Scan the lines and state how many carry "控制面板". Leave out everything but the number.

>> BEGIN Data provided

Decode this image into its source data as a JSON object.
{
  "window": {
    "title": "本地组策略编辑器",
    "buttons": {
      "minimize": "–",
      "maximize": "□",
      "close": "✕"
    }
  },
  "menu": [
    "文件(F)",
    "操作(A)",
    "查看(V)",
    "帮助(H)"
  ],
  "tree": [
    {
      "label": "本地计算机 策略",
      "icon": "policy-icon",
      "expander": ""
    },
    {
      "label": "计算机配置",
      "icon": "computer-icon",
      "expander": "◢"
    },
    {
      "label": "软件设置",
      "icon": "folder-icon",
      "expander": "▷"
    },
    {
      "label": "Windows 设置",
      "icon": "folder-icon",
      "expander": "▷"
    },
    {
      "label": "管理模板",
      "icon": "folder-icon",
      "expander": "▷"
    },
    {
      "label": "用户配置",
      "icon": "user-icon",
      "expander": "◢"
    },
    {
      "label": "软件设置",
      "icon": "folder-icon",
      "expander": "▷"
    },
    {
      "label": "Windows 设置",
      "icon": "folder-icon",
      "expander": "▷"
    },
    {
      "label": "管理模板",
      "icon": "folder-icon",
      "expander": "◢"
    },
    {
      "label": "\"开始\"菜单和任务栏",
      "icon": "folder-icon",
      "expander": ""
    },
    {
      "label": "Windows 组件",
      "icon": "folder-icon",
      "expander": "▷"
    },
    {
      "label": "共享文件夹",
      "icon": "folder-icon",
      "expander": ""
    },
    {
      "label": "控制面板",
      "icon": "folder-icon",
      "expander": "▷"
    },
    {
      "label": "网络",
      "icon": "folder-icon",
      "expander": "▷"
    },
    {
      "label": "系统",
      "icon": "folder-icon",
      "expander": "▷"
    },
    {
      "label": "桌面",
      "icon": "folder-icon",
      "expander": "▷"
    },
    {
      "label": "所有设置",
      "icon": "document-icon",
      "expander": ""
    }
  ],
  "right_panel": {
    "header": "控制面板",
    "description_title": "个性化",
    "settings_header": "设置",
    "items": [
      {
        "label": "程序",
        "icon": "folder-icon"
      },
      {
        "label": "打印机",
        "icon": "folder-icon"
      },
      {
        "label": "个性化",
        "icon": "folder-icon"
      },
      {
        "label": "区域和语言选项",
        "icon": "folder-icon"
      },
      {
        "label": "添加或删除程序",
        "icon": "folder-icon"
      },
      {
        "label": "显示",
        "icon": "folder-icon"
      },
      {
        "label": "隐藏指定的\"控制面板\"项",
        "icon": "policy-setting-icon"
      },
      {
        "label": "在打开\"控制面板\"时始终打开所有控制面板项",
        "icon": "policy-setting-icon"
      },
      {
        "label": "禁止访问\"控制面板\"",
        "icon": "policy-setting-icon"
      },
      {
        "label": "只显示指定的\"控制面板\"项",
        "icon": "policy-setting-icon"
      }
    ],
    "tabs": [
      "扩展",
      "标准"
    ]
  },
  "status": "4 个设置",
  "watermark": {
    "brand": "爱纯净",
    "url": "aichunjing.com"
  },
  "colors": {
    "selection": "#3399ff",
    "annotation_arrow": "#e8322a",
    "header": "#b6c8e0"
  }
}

>> END Data provided

### Solution for this problem:
6